§ DATA FOR PROCESSING:
╔══
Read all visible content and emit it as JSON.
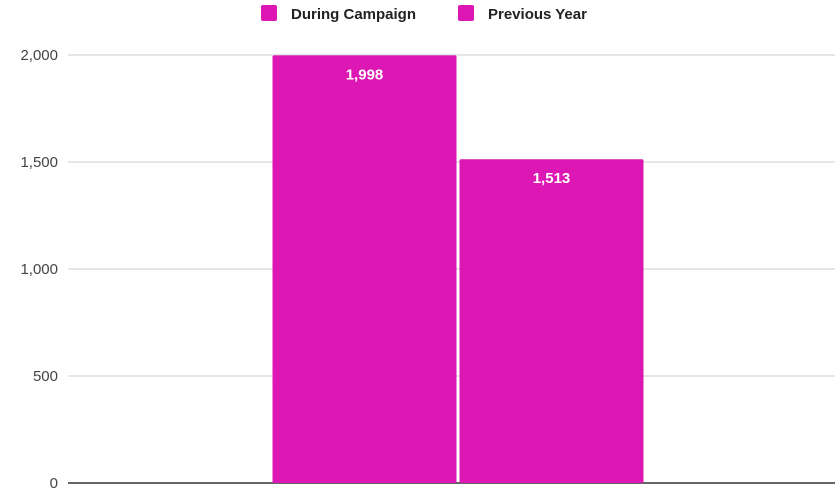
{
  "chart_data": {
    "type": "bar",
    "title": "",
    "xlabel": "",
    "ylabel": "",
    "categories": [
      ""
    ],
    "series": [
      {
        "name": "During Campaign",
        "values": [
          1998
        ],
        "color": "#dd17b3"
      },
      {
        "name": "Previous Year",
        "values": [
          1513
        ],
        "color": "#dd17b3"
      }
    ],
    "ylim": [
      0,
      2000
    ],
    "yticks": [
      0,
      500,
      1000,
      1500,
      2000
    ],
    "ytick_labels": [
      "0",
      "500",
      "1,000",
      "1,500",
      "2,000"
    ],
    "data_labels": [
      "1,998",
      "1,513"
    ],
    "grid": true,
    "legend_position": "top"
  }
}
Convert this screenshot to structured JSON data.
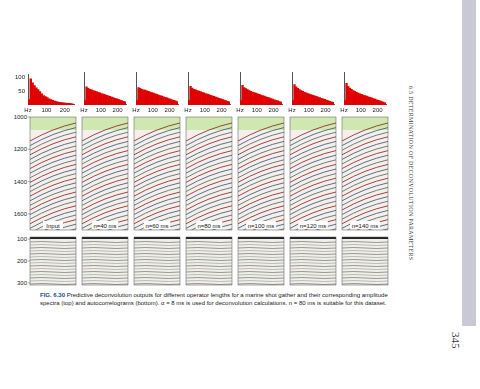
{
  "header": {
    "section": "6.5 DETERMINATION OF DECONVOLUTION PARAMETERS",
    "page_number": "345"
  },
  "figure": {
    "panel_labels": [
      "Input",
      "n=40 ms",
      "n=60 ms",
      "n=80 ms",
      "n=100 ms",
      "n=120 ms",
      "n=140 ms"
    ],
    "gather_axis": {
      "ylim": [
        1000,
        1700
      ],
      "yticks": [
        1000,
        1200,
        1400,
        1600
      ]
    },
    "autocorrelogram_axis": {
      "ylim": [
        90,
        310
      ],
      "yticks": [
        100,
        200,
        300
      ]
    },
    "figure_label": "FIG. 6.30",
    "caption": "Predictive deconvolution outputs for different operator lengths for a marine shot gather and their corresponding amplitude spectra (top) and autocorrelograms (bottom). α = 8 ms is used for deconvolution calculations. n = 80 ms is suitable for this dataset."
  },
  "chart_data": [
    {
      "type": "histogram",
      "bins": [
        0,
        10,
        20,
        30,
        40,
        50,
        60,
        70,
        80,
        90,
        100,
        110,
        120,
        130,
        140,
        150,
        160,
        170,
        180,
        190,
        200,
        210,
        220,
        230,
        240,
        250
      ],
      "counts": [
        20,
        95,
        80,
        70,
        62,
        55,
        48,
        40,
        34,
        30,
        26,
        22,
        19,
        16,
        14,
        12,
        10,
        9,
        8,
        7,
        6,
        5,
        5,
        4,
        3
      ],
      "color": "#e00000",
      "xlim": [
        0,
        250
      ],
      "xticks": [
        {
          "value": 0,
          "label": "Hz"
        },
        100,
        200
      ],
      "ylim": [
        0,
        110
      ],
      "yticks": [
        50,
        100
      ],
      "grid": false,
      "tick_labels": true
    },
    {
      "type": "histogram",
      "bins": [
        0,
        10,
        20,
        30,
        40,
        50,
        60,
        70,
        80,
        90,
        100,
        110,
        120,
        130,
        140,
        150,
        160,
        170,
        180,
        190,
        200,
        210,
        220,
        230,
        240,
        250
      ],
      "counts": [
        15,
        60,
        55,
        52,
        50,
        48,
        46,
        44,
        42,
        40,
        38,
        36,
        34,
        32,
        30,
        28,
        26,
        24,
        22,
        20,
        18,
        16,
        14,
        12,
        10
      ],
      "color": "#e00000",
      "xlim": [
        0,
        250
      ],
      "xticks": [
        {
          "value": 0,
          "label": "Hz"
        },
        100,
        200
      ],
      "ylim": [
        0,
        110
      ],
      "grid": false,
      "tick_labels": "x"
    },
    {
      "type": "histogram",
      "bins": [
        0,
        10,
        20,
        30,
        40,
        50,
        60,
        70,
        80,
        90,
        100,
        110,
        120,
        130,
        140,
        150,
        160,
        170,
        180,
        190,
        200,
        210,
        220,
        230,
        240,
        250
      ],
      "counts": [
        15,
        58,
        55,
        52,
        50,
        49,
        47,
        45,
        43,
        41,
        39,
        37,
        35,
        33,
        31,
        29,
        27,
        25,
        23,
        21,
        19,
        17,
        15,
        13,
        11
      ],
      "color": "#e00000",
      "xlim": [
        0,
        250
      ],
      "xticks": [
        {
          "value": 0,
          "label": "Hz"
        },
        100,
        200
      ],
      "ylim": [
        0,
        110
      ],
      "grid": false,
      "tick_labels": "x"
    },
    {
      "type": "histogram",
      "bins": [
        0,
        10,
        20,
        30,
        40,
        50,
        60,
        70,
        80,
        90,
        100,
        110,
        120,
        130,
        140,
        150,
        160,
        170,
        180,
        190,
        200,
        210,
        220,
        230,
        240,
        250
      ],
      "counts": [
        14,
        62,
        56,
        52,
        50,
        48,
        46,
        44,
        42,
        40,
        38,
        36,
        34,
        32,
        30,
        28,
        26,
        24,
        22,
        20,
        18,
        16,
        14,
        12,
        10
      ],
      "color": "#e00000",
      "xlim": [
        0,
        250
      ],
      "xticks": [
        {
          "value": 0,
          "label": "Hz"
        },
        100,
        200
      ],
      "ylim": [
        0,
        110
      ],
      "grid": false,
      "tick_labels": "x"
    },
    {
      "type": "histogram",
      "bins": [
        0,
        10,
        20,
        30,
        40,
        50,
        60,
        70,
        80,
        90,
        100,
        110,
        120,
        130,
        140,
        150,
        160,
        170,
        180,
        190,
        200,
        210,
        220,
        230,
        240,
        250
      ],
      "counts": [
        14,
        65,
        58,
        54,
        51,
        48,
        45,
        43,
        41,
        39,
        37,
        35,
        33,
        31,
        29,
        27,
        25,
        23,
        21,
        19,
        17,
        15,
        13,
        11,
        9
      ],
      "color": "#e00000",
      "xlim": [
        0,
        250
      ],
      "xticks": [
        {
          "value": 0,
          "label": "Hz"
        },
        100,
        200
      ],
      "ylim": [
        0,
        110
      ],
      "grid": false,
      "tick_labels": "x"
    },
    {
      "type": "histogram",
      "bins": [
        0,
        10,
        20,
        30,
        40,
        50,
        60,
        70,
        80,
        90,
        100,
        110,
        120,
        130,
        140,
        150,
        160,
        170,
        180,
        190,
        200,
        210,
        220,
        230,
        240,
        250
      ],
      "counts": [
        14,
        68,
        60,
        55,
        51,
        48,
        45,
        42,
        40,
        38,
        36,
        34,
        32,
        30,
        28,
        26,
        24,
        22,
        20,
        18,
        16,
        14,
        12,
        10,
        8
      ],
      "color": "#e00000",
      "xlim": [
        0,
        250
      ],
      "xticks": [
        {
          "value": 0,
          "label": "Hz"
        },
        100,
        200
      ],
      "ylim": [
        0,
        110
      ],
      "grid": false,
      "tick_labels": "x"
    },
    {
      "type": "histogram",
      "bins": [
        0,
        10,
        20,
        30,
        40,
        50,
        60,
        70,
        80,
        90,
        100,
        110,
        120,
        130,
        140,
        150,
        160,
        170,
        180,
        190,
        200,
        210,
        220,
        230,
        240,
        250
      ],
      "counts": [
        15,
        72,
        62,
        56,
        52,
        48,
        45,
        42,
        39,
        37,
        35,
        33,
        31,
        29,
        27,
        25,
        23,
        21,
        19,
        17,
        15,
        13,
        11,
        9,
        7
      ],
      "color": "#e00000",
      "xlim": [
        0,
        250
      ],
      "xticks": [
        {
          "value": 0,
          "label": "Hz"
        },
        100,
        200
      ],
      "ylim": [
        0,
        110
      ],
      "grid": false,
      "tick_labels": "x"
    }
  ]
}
╚══
§ TASK INSTRUCTIONS:
Repeat all the records above exactly, leaving out any pictures.

§ FINISHED EXERCISE:
Read all visible content and emit it as JSON.
{
  "chart_data": {
    "type": "bar",
    "title": "",
    "xlabel": "",
    "ylabel": "",
    "categories": [
      ""
    ],
    "series": [
      {
        "name": "During Campaign",
        "values": [
          1998
        ],
        "color": "#dd17b3"
      },
      {
        "name": "Previous Year",
        "values": [
          1513
        ],
        "color": "#dd17b3"
      }
    ],
    "ylim": [
      0,
      2000
    ],
    "yticks": [
      0,
      500,
      1000,
      1500,
      2000
    ],
    "ytick_labels": [
      "0",
      "500",
      "1,000",
      "1,500",
      "2,000"
    ],
    "data_labels": [
      "1,998",
      "1,513"
    ],
    "grid": true,
    "legend_position": "top"
  }
}
Convert this screenshot to structured JSON data.
{
  "header": {
    "section": "6.5 DETERMINATION OF DECONVOLUTION PARAMETERS",
    "page_number": "345"
  },
  "figure": {
    "panel_labels": [
      "Input",
      "n=40 ms",
      "n=60 ms",
      "n=80 ms",
      "n=100 ms",
      "n=120 ms",
      "n=140 ms"
    ],
    "gather_axis": {
      "ylim": [
        1000,
        1700
      ],
      "yticks": [
        1000,
        1200,
        1400,
        1600
      ]
    },
    "autocorrelogram_axis": {
      "ylim": [
        90,
        310
      ],
      "yticks": [
        100,
        200,
        300
      ]
    },
    "figure_label": "FIG. 6.30",
    "caption": "Predictive deconvolution outputs for different operator lengths for a marine shot gather and their corresponding amplitude spectra (top) and autocorrelograms (bottom). α = 8 ms is used for deconvolution calculations. n = 80 ms is suitable for this dataset."
  },
  "chart_data": [
    {
      "type": "histogram",
      "bins": [
        0,
        10,
        20,
        30,
        40,
        50,
        60,
        70,
        80,
        90,
        100,
        110,
        120,
        130,
        140,
        150,
        160,
        170,
        180,
        190,
        200,
        210,
        220,
        230,
        240,
        250
      ],
      "counts": [
        20,
        95,
        80,
        70,
        62,
        55,
        48,
        40,
        34,
        30,
        26,
        22,
        19,
        16,
        14,
        12,
        10,
        9,
        8,
        7,
        6,
        5,
        5,
        4,
        3
      ],
      "color": "#e00000",
      "xlim": [
        0,
        250
      ],
      "xticks": [
        {
          "value": 0,
          "label": "Hz"
        },
        100,
        200
      ],
      "ylim": [
        0,
        110
      ],
      "yticks": [
        50,
        100
      ],
      "grid": false,
      "tick_labels": true
    },
    {
      "type": "histogram",
      "bins": [
        0,
        10,
        20,
        30,
        40,
        50,
        60,
        70,
        80,
        90,
        100,
        110,
        120,
        130,
        140,
        150,
        160,
        170,
        180,
        190,
        200,
        210,
        220,
        230,
        240,
        250
      ],
      "counts": [
        15,
        60,
        55,
        52,
        50,
        48,
        46,
        44,
        42,
        40,
        38,
        36,
        34,
        32,
        30,
        28,
        26,
        24,
        22,
        20,
        18,
        16,
        14,
        12,
        10
      ],
      "color": "#e00000",
      "xlim": [
        0,
        250
      ],
      "xticks": [
        {
          "value": 0,
          "label": "Hz"
        },
        100,
        200
      ],
      "ylim": [
        0,
        110
      ],
      "grid": false,
      "tick_labels": "x"
    },
    {
      "type": "histogram",
      "bins": [
        0,
        10,
        20,
        30,
        40,
        50,
        60,
        70,
        80,
        90,
        100,
        110,
        120,
        130,
        140,
        150,
        160,
        170,
        180,
        190,
        200,
        210,
        220,
        230,
        240,
        250
      ],
      "counts": [
        15,
        58,
        55,
        52,
        50,
        49,
        47,
        45,
        43,
        41,
        39,
        37,
        35,
        33,
        31,
        29,
        27,
        25,
        23,
        21,
        19,
        17,
        15,
        13,
        11
      ],
      "color": "#e00000",
      "xlim": [
        0,
        250
      ],
      "xticks": [
        {
          "value": 0,
          "label": "Hz"
        },
        100,
        200
      ],
      "ylim": [
        0,
        110
      ],
      "grid": false,
      "tick_labels": "x"
    },
    {
      "type": "histogram",
      "bins": [
        0,
        10,
        20,
        30,
        40,
        50,
        60,
        70,
        80,
        90,
        100,
        110,
        120,
        130,
        140,
        150,
        160,
        170,
        180,
        190,
        200,
        210,
        220,
        230,
        240,
        250
      ],
      "counts": [
        14,
        62,
        56,
        52,
        50,
        48,
        46,
        44,
        42,
        40,
        38,
        36,
        34,
        32,
        30,
        28,
        26,
        24,
        22,
        20,
        18,
        16,
        14,
        12,
        10
      ],
      "color": "#e00000",
      "xlim": [
        0,
        250
      ],
      "xticks": [
        {
          "value": 0,
          "label": "Hz"
        },
        100,
        200
      ],
      "ylim": [
        0,
        110
      ],
      "grid": false,
      "tick_labels": "x"
    },
    {
      "type": "histogram",
      "bins": [
        0,
        10,
        20,
        30,
        40,
        50,
        60,
        70,
        80,
        90,
        100,
        110,
        120,
        130,
        140,
        150,
        160,
        170,
        180,
        190,
        200,
        210,
        220,
        230,
        240,
        250
      ],
      "counts": [
        14,
        65,
        58,
        54,
        51,
        48,
        45,
        43,
        41,
        39,
        37,
        35,
        33,
        31,
        29,
        27,
        25,
        23,
        21,
        19,
        17,
        15,
        13,
        11,
        9
      ],
      "color": "#e00000",
      "xlim": [
        0,
        250
      ],
      "xticks": [
        {
          "value": 0,
          "label": "Hz"
        },
        100,
        200
      ],
      "ylim": [
        0,
        110
      ],
      "grid": false,
      "tick_labels": "x"
    },
    {
      "type": "histogram",
      "bins": [
        0,
        10,
        20,
        30,
        40,
        50,
        60,
        70,
        80,
        90,
        100,
        110,
        120,
        130,
        140,
        150,
        160,
        170,
        180,
        190,
        200,
        210,
        220,
        230,
        240,
        250
      ],
      "counts": [
        14,
        68,
        60,
        55,
        51,
        48,
        45,
        42,
        40,
        38,
        36,
        34,
        32,
        30,
        28,
        26,
        24,
        22,
        20,
        18,
        16,
        14,
        12,
        10,
        8
      ],
      "color": "#e00000",
      "xlim": [
        0,
        250
      ],
      "xticks": [
        {
          "value": 0,
          "label": "Hz"
        },
        100,
        200
      ],
      "ylim": [
        0,
        110
      ],
      "grid": false,
      "tick_labels": "x"
    },
    {
      "type": "histogram",
      "bins": [
        0,
        10,
        20,
        30,
        40,
        50,
        60,
        70,
        80,
        90,
        100,
        110,
        120,
        130,
        140,
        150,
        160,
        170,
        180,
        190,
        200,
        210,
        220,
        230,
        240,
        250
      ],
      "counts": [
        15,
        72,
        62,
        56,
        52,
        48,
        45,
        42,
        39,
        37,
        35,
        33,
        31,
        29,
        27,
        25,
        23,
        21,
        19,
        17,
        15,
        13,
        11,
        9,
        7
      ],
      "color": "#e00000",
      "xlim": [
        0,
        250
      ],
      "xticks": [
        {
          "value": 0,
          "label": "Hz"
        },
        100,
        200
      ],
      "ylim": [
        0,
        110
      ],
      "grid": false,
      "tick_labels": "x"
    }
  ]
}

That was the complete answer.